Look through the listing and locate every line containing the word "title"; copy those lines.
--- BEGIN ---
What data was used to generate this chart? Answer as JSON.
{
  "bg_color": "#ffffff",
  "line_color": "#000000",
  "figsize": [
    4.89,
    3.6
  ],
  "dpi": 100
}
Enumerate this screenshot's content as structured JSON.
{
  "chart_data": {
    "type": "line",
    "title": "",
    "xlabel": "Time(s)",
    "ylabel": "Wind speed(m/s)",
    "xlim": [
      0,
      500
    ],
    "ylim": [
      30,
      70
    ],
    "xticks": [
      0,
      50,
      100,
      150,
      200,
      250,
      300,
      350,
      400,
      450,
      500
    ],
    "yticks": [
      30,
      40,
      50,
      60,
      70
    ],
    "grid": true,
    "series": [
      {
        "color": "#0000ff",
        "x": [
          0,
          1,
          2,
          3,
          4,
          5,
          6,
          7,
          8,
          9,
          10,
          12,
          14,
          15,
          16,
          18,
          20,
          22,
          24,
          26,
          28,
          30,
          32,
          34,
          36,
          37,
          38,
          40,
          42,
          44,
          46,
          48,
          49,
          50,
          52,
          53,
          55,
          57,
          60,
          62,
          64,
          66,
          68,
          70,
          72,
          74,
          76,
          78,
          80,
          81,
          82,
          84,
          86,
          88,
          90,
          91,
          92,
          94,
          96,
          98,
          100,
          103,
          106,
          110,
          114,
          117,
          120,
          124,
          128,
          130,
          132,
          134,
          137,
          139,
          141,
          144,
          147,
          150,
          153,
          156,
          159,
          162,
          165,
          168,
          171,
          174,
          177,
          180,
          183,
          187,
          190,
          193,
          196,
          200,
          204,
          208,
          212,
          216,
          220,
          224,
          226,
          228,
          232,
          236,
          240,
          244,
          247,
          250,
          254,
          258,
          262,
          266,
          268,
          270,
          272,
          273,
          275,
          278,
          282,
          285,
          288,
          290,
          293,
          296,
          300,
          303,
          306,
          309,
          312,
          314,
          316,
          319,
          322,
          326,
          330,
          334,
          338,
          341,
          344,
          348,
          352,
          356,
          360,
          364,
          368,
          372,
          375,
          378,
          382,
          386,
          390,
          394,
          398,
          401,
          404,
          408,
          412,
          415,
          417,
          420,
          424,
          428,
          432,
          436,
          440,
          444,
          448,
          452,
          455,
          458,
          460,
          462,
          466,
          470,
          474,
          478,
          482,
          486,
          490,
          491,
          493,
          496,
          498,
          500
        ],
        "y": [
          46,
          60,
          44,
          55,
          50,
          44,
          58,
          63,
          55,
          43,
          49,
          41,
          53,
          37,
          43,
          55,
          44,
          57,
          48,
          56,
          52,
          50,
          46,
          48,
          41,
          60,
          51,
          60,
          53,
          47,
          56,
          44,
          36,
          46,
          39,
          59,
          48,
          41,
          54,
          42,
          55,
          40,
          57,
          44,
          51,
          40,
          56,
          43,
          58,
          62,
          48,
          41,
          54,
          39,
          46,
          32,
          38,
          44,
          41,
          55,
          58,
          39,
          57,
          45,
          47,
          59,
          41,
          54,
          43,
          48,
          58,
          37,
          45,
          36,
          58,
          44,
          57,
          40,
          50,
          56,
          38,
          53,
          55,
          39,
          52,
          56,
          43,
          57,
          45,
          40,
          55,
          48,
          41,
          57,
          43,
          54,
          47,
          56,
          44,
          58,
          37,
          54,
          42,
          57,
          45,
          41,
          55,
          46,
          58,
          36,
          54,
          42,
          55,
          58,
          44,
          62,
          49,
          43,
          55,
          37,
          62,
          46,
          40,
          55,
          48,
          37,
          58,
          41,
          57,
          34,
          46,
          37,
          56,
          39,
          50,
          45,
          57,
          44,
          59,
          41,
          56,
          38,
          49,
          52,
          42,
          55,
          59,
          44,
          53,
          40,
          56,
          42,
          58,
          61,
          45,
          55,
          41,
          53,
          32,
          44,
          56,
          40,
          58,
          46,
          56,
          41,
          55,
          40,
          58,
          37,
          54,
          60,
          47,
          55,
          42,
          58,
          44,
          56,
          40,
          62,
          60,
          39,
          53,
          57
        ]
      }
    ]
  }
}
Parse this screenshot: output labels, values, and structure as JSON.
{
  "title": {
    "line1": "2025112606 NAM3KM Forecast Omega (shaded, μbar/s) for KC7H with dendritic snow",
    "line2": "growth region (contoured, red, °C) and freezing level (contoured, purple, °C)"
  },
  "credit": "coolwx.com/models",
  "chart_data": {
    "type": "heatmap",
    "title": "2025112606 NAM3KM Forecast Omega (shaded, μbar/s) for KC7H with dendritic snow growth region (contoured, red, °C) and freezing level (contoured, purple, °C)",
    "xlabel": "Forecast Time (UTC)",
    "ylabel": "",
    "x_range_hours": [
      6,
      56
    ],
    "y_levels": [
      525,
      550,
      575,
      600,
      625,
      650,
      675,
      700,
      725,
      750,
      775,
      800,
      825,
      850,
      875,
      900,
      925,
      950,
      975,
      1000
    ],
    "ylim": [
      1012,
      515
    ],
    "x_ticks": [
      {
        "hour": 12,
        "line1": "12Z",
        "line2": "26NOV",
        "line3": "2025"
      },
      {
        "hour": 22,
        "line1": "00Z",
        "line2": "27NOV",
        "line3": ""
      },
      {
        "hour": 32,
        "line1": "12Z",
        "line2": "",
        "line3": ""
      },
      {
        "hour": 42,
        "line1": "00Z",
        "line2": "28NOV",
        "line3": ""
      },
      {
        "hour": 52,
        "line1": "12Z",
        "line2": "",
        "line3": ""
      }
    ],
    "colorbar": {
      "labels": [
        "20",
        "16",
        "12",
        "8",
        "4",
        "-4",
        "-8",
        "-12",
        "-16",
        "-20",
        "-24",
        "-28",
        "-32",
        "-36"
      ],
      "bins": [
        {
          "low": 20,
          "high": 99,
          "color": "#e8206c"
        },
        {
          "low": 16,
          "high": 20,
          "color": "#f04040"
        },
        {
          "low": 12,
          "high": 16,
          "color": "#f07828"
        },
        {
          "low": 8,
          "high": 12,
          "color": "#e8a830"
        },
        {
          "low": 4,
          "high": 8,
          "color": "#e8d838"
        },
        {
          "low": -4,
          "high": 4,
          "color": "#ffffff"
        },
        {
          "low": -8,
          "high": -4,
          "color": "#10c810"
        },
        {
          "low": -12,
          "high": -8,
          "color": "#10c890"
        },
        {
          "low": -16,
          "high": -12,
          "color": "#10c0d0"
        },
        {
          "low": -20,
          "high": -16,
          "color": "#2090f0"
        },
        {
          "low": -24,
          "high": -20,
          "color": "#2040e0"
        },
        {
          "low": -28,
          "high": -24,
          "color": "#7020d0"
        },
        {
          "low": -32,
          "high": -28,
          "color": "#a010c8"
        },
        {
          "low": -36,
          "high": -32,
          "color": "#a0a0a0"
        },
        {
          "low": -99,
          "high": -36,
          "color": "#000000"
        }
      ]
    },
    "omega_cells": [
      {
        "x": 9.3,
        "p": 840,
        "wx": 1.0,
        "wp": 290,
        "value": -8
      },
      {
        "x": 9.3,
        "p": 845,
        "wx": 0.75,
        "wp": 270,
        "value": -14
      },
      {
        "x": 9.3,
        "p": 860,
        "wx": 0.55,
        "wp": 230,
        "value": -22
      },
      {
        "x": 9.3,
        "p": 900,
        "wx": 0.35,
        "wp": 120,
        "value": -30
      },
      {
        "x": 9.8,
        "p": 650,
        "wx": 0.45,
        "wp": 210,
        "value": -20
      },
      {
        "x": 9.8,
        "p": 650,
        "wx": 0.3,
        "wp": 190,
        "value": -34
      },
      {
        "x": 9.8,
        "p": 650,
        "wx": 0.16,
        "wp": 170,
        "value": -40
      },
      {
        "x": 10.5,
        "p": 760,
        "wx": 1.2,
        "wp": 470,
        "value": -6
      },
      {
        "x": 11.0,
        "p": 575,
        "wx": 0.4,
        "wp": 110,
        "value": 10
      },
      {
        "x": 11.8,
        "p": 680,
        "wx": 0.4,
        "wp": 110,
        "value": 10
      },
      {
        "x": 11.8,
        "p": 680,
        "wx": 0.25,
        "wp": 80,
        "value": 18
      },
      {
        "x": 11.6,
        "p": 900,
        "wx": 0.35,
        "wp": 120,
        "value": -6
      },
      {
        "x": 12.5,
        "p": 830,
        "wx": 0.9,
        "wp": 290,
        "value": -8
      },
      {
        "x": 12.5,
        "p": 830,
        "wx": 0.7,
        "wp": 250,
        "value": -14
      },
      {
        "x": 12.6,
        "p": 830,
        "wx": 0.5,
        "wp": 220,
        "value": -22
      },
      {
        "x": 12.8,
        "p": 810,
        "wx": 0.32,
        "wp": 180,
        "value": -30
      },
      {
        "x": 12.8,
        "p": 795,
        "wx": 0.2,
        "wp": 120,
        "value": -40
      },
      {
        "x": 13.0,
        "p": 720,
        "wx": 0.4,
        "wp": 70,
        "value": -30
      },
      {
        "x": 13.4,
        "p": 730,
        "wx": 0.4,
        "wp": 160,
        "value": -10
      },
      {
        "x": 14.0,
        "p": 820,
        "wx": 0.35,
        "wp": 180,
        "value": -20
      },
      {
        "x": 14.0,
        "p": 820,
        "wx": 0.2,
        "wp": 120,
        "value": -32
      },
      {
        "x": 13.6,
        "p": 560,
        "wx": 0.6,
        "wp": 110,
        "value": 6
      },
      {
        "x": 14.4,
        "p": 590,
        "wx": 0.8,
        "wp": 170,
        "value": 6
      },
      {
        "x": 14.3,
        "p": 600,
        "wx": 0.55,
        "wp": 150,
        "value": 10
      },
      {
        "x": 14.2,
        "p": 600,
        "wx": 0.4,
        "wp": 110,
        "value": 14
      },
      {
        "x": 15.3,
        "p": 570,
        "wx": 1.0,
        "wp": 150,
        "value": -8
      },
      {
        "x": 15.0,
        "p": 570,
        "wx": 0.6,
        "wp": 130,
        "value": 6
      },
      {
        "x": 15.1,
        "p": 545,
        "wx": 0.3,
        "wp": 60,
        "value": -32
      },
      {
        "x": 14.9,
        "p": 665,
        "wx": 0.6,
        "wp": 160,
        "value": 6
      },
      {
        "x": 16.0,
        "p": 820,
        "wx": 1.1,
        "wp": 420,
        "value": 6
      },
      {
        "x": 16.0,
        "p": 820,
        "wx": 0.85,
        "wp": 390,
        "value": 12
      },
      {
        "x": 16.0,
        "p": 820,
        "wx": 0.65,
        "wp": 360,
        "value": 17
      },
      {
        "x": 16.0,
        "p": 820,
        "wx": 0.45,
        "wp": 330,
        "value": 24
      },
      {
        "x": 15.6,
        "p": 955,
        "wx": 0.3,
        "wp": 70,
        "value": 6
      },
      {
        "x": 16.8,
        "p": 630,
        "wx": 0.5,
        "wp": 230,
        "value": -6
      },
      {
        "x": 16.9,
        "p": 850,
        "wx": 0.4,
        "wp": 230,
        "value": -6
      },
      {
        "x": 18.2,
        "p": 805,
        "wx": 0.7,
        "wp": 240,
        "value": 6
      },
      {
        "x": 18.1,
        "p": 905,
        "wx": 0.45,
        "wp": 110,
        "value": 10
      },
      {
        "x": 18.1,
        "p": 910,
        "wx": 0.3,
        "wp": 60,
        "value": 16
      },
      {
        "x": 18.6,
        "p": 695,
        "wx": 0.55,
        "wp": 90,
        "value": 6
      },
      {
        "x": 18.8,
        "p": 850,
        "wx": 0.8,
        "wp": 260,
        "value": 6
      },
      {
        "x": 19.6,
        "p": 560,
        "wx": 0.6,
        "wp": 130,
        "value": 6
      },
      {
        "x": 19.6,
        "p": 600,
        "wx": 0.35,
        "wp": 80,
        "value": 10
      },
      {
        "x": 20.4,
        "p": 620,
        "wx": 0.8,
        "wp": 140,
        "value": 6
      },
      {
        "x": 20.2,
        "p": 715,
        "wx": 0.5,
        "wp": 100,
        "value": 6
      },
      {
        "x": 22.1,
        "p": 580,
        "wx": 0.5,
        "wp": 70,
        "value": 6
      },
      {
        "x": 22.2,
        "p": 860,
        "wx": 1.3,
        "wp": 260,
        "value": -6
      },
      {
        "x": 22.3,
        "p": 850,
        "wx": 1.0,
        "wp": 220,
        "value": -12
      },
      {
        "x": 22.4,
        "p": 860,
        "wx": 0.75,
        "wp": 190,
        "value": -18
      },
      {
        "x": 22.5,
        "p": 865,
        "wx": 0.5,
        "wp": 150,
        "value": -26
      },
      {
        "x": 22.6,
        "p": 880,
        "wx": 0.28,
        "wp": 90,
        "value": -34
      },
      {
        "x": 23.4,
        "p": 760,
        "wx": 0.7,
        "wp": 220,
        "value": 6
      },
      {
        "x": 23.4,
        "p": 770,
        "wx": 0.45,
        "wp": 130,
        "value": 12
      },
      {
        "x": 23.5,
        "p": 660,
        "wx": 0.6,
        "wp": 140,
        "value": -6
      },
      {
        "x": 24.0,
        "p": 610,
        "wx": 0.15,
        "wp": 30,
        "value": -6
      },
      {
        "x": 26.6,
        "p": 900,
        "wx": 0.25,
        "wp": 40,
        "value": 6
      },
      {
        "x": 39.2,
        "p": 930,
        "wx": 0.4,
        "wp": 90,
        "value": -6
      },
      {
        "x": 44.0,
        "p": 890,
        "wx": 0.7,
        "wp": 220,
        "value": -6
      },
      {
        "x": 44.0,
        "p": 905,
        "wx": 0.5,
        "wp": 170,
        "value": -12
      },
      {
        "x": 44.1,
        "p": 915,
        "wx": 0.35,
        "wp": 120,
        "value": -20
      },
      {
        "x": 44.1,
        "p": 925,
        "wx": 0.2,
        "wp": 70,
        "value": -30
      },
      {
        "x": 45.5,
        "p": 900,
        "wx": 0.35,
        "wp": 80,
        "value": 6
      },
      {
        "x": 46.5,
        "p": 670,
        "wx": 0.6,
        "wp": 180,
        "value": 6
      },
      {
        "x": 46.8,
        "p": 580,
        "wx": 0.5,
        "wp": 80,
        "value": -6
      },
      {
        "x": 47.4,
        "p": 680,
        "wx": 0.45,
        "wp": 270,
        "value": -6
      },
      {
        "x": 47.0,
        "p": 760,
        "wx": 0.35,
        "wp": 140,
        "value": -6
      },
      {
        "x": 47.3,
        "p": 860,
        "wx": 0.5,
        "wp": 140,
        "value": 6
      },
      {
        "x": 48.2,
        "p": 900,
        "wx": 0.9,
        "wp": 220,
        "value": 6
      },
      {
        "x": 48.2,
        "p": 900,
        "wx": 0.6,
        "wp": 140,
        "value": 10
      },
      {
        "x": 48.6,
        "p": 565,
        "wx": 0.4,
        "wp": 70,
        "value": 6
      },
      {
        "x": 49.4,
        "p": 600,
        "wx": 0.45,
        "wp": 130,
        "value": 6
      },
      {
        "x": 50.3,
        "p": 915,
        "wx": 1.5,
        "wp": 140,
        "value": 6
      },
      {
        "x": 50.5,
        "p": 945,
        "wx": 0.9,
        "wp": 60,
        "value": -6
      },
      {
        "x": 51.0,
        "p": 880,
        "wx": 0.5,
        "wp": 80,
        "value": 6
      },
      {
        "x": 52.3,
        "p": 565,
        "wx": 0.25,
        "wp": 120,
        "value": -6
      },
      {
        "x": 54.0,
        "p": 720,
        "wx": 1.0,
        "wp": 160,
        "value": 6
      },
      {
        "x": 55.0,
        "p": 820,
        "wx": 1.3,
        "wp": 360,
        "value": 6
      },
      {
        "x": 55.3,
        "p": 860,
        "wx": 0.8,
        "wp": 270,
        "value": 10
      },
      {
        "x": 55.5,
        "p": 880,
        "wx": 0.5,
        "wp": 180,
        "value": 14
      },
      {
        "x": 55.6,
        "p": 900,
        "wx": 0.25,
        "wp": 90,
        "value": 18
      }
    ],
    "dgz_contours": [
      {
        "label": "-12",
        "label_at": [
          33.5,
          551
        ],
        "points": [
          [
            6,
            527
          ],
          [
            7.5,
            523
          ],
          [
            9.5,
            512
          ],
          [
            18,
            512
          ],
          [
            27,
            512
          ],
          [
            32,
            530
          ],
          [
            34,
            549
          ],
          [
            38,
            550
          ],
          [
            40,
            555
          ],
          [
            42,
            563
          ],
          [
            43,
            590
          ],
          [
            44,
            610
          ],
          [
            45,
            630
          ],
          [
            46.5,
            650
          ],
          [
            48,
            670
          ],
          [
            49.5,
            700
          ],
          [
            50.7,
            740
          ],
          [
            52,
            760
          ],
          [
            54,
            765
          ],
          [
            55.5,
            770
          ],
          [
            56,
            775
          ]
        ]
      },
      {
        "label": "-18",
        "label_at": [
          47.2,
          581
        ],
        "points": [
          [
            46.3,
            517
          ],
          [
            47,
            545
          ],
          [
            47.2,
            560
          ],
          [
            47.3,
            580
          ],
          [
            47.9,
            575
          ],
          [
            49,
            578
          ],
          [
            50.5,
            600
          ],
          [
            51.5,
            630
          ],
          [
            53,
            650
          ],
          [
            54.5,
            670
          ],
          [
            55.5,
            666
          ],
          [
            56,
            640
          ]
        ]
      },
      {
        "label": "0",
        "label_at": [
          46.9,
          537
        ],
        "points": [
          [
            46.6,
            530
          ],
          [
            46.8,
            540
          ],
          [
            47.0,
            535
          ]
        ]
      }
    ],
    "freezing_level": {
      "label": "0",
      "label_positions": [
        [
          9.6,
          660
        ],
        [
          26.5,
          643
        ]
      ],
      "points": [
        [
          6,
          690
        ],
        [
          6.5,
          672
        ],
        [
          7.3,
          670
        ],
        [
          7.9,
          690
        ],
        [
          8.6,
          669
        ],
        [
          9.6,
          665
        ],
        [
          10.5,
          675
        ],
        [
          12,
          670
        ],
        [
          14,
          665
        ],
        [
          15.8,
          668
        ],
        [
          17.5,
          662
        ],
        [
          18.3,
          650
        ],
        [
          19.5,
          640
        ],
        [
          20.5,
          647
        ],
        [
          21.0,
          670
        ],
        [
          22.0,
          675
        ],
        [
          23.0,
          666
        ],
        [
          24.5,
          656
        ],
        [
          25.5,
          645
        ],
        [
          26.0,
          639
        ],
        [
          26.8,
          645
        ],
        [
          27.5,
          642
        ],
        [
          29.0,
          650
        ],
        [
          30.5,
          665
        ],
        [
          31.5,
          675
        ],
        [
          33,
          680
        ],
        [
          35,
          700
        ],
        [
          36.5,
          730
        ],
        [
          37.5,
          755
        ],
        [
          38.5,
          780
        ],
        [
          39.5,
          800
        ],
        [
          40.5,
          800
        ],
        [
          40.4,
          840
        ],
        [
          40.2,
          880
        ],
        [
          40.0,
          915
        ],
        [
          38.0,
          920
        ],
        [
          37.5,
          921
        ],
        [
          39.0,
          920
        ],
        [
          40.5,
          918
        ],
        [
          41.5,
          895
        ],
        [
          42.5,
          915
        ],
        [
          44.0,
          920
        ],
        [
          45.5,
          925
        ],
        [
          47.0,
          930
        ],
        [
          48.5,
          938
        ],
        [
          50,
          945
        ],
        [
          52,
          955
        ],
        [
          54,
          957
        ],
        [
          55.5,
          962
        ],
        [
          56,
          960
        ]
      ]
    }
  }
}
--- END ---
# [Answer to the problem]
    "title": "",
  "title": {
    "title": "2025112606 NAM3KM Forecast Omega (shaded, μbar/s) for KC7H with dendritic snow growth region (contoured, red, °C) and freezing level (contoured, purple, °C)",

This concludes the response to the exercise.